TASK STATEMENT: Identify all lines in the listing that include the word "другим", and copy them out.

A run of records
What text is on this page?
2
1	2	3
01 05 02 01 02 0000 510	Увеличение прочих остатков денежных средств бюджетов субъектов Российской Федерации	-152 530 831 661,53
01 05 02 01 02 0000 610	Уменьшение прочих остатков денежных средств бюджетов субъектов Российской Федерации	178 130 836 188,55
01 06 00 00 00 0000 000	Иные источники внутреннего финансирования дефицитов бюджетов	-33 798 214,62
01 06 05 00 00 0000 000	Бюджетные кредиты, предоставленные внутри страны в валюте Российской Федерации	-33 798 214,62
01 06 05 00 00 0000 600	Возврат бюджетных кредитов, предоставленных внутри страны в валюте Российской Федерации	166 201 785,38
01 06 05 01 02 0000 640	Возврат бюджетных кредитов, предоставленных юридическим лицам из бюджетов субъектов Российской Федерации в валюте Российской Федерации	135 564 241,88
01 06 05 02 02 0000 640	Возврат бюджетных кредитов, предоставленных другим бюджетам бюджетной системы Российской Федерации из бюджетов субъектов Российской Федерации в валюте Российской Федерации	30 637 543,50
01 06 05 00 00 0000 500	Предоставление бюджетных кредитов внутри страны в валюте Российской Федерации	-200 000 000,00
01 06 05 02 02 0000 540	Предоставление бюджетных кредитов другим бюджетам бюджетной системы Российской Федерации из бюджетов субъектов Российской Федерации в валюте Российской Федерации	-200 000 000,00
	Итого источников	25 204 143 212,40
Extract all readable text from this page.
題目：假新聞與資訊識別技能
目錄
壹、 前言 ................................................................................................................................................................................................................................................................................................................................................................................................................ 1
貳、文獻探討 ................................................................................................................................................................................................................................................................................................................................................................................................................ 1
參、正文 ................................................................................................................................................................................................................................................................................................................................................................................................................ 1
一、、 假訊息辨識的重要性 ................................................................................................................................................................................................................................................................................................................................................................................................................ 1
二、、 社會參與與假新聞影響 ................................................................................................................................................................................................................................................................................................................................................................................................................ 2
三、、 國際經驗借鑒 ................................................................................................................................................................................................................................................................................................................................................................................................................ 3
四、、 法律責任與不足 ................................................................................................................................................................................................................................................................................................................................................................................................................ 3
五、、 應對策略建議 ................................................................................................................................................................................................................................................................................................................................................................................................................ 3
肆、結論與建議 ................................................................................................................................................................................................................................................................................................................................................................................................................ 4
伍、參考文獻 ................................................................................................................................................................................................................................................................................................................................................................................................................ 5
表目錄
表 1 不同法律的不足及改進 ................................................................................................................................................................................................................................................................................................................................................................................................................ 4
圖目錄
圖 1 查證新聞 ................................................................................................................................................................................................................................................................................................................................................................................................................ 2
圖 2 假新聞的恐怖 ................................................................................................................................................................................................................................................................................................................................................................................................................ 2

FINISHED EXERCISE:
01 06 05 02 02 0000 640	Возврат бюджетных кредитов, предоставленных другим бюджетам бюджетной системы Российской Федерации из бюджетов субъектов Российской Федерации в валюте Российской Федерации	30 637 543,50
01 06 05 02 02 0000 540	Предоставление бюджетных кредитов другим бюджетам бюджетной системы Российской Федерации из бюджетов субъектов Российской Федерации в валюте Российской Федерации	-200 000 000,00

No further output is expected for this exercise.